Every line that holds the string "color" is to be identified and copied.

* Begin Provided information *

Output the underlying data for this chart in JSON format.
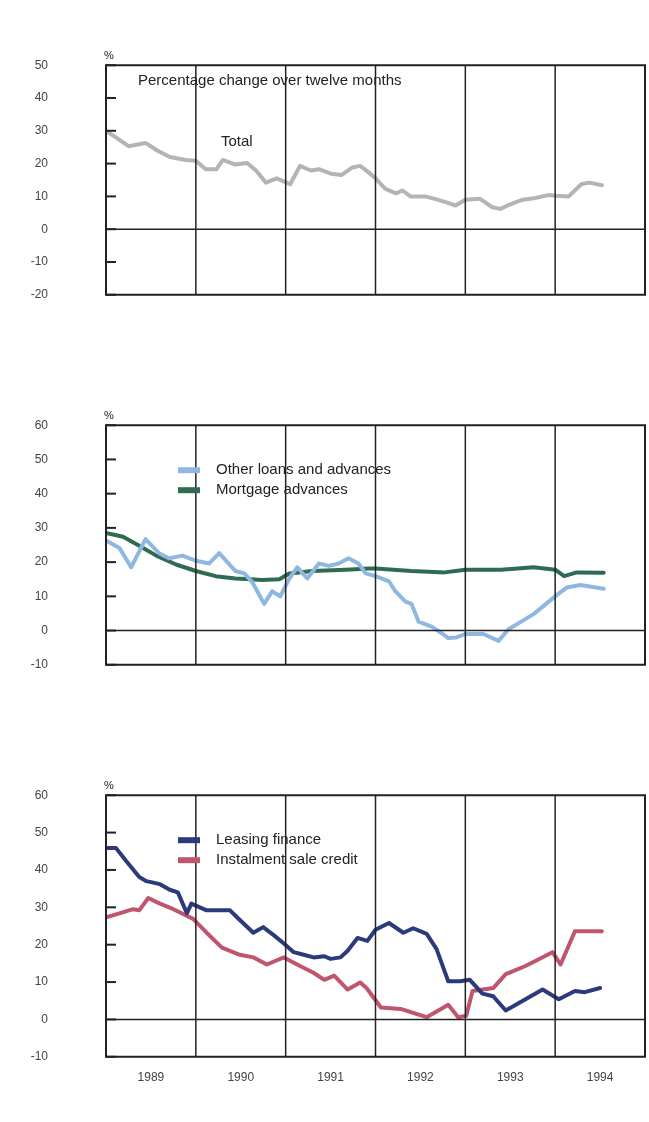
{
  "chart_data": [
    {
      "type": "line",
      "ylabel": "%",
      "annotations": [
        "Percentage change over twelve months"
      ],
      "xlim": [
        1989,
        1995
      ],
      "ylim": [
        -20,
        50
      ],
      "yticks": [
        -20,
        -10,
        0,
        10,
        20,
        30,
        40,
        50
      ],
      "tick_labels": "y",
      "ref_lines": [
        {
          "axis": "y",
          "value": 0
        },
        {
          "axis": "x",
          "value": 1990
        },
        {
          "axis": "x",
          "value": 1991
        },
        {
          "axis": "x",
          "value": 1992
        },
        {
          "axis": "x",
          "value": 1993
        },
        {
          "axis": "x",
          "value": 1994
        }
      ],
      "series": [
        {
          "name": "Total",
          "color": "#b4b4b4",
          "x": [
            1989.0,
            1989.11,
            1989.25,
            1989.44,
            1989.57,
            1989.71,
            1989.89,
            1990.0,
            1990.11,
            1990.23,
            1990.3,
            1990.44,
            1990.57,
            1990.67,
            1990.78,
            1990.9,
            1991.05,
            1991.16,
            1991.28,
            1991.37,
            1991.51,
            1991.62,
            1991.74,
            1991.83,
            1991.92,
            1992.0,
            1992.11,
            1992.23,
            1992.3,
            1992.39,
            1992.55,
            1992.69,
            1992.8,
            1992.89,
            1993.0,
            1993.16,
            1993.3,
            1993.39,
            1993.5,
            1993.64,
            1993.78,
            1993.92,
            1994.0,
            1994.15,
            1994.29,
            1994.38,
            1994.52
          ],
          "values": [
            30,
            28,
            25.3,
            26.3,
            24,
            22,
            21.1,
            20.9,
            18.3,
            18.3,
            21.1,
            19.7,
            20.2,
            17.9,
            14.2,
            15.5,
            13.7,
            19.3,
            17.9,
            18.3,
            16.9,
            16.5,
            18.8,
            19.3,
            17.4,
            15.5,
            12.3,
            10.9,
            11.8,
            10,
            10,
            9,
            8.1,
            7.2,
            9,
            9.3,
            6.7,
            6.2,
            7.6,
            9,
            9.5,
            10.4,
            10.2,
            10,
            13.7,
            14.2,
            13.4
          ]
        }
      ]
    },
    {
      "type": "line",
      "ylabel": "%",
      "legend": "top left",
      "xlim": [
        1989,
        1995
      ],
      "ylim": [
        -10,
        60
      ],
      "yticks": [
        -10,
        0,
        10,
        20,
        30,
        40,
        50,
        60
      ],
      "tick_labels": "y",
      "ref_lines": [
        {
          "axis": "y",
          "value": 0
        },
        {
          "axis": "x",
          "value": 1990
        },
        {
          "axis": "x",
          "value": 1991
        },
        {
          "axis": "x",
          "value": 1992
        },
        {
          "axis": "x",
          "value": 1993
        },
        {
          "axis": "x",
          "value": 1994
        }
      ],
      "series": [
        {
          "name": "Other loans and advances",
          "color": "#8fb8e0",
          "x": [
            1989.0,
            1989.15,
            1989.28,
            1989.44,
            1989.59,
            1989.7,
            1989.85,
            1990.0,
            1990.15,
            1990.26,
            1990.44,
            1990.54,
            1990.63,
            1990.76,
            1990.85,
            1990.94,
            1991.04,
            1991.13,
            1991.24,
            1991.37,
            1991.48,
            1991.59,
            1991.7,
            1991.81,
            1991.89,
            1992.0,
            1992.15,
            1992.22,
            1992.33,
            1992.4,
            1992.48,
            1992.63,
            1992.75,
            1992.81,
            1992.9,
            1993.0,
            1993.07,
            1993.2,
            1993.37,
            1993.48,
            1993.76,
            1994.0,
            1994.13,
            1994.28,
            1994.54
          ],
          "values": [
            26.3,
            24.1,
            18.5,
            26.7,
            22.6,
            21.1,
            21.9,
            20.4,
            19.6,
            22.6,
            17.4,
            16.7,
            14.1,
            7.8,
            11.5,
            10,
            15.2,
            18.5,
            15.2,
            19.6,
            18.9,
            19.6,
            21.1,
            19.6,
            16.7,
            15.9,
            14.4,
            11.5,
            8.5,
            7.8,
            2.6,
            1.1,
            -1,
            -2.2,
            -2,
            -1,
            -1,
            -1,
            -3,
            0.4,
            4.8,
            10,
            12.6,
            13.3,
            12.2
          ]
        },
        {
          "name": "Mortgage advances",
          "color": "#2e6b50",
          "x": [
            1989.0,
            1989.19,
            1989.37,
            1989.56,
            1989.78,
            1990.0,
            1990.22,
            1990.44,
            1990.74,
            1990.93,
            1991.04,
            1991.3,
            1991.67,
            1991.93,
            1992.0,
            1992.4,
            1992.77,
            1993.0,
            1993.4,
            1993.76,
            1994.0,
            1994.1,
            1994.24,
            1994.54
          ],
          "values": [
            28.5,
            27.4,
            24.8,
            21.9,
            19.3,
            17.4,
            15.9,
            15.2,
            14.8,
            15,
            16.7,
            17.4,
            17.8,
            18.1,
            18.1,
            17.4,
            17,
            17.8,
            17.8,
            18.5,
            17.8,
            15.9,
            17,
            16.9
          ]
        }
      ]
    },
    {
      "type": "line",
      "legend": "top left",
      "ylabel": "%",
      "xlim": [
        1989,
        1995
      ],
      "ylim": [
        -10,
        60
      ],
      "yticks": [
        -10,
        0,
        10,
        20,
        30,
        40,
        50,
        60
      ],
      "xticks": [
        {
          "value": 1989.5,
          "label": "1989"
        },
        {
          "value": 1990.5,
          "label": "1990"
        },
        {
          "value": 1991.5,
          "label": "1991"
        },
        {
          "value": 1992.5,
          "label": "1992"
        },
        {
          "value": 1993.5,
          "label": "1993"
        },
        {
          "value": 1994.5,
          "label": "1994"
        }
      ],
      "ref_lines": [
        {
          "axis": "y",
          "value": 0
        },
        {
          "axis": "x",
          "value": 1990
        },
        {
          "axis": "x",
          "value": 1991
        },
        {
          "axis": "x",
          "value": 1992
        },
        {
          "axis": "x",
          "value": 1993
        },
        {
          "axis": "x",
          "value": 1994
        }
      ],
      "series": [
        {
          "name": "Leasing finance",
          "color": "#2b3a7a",
          "x": [
            1989.0,
            1989.11,
            1989.22,
            1989.37,
            1989.45,
            1989.6,
            1989.71,
            1989.8,
            1989.9,
            1989.95,
            1990.12,
            1990.27,
            1990.38,
            1990.49,
            1990.64,
            1990.75,
            1990.87,
            1990.98,
            1991.09,
            1991.2,
            1991.31,
            1991.43,
            1991.5,
            1991.61,
            1991.69,
            1991.8,
            1991.91,
            1992.0,
            1992.15,
            1992.31,
            1992.42,
            1992.57,
            1992.68,
            1992.81,
            1992.94,
            1993.05,
            1993.19,
            1993.31,
            1993.45,
            1993.64,
            1993.86,
            1994.04,
            1994.22,
            1994.33,
            1994.5
          ],
          "values": [
            45.9,
            45.9,
            42.5,
            38.1,
            37,
            36.2,
            34.7,
            34,
            28.4,
            31,
            29.2,
            29.2,
            29.2,
            26.6,
            23.2,
            24.7,
            22.5,
            20.3,
            18,
            17.3,
            16.6,
            16.9,
            16.2,
            16.6,
            18.4,
            21.8,
            21,
            24,
            25.8,
            23.2,
            24.4,
            22.9,
            18.8,
            10.2,
            10.2,
            10.6,
            6.9,
            6.2,
            2.4,
            5,
            8,
            5.4,
            7.6,
            7.3,
            8.4
          ]
        },
        {
          "name": "Instalment sale credit",
          "color": "#c0566e",
          "x": [
            1989.0,
            1989.15,
            1989.3,
            1989.37,
            1989.47,
            1989.6,
            1989.75,
            1989.97,
            1990.12,
            1990.29,
            1990.49,
            1990.64,
            1990.79,
            1990.98,
            1991.16,
            1991.31,
            1991.43,
            1991.54,
            1991.69,
            1991.83,
            1991.9,
            1992.06,
            1992.28,
            1992.57,
            1992.81,
            1992.92,
            1993.01,
            1993.08,
            1993.31,
            1993.45,
            1993.67,
            1993.97,
            1994.06,
            1994.22,
            1994.52
          ],
          "values": [
            27.3,
            28.4,
            29.5,
            29.2,
            32.5,
            31,
            29.5,
            26.9,
            23.2,
            19.2,
            17.3,
            16.6,
            14.7,
            16.6,
            14.3,
            12.5,
            10.6,
            11.7,
            8,
            9.9,
            8.4,
            3.2,
            2.8,
            0.6,
            3.9,
            0.6,
            1,
            7.6,
            8.4,
            12.1,
            14.3,
            18,
            14.7,
            23.6,
            23.6
          ]
        }
      ]
    }
  ]
}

* End Provided information *

Complete output =
          "color": "#b4b4b4",
          "color": "#8fb8e0",
          "color": "#2e6b50",
          "color": "#2b3a7a",
          "color": "#c0566e",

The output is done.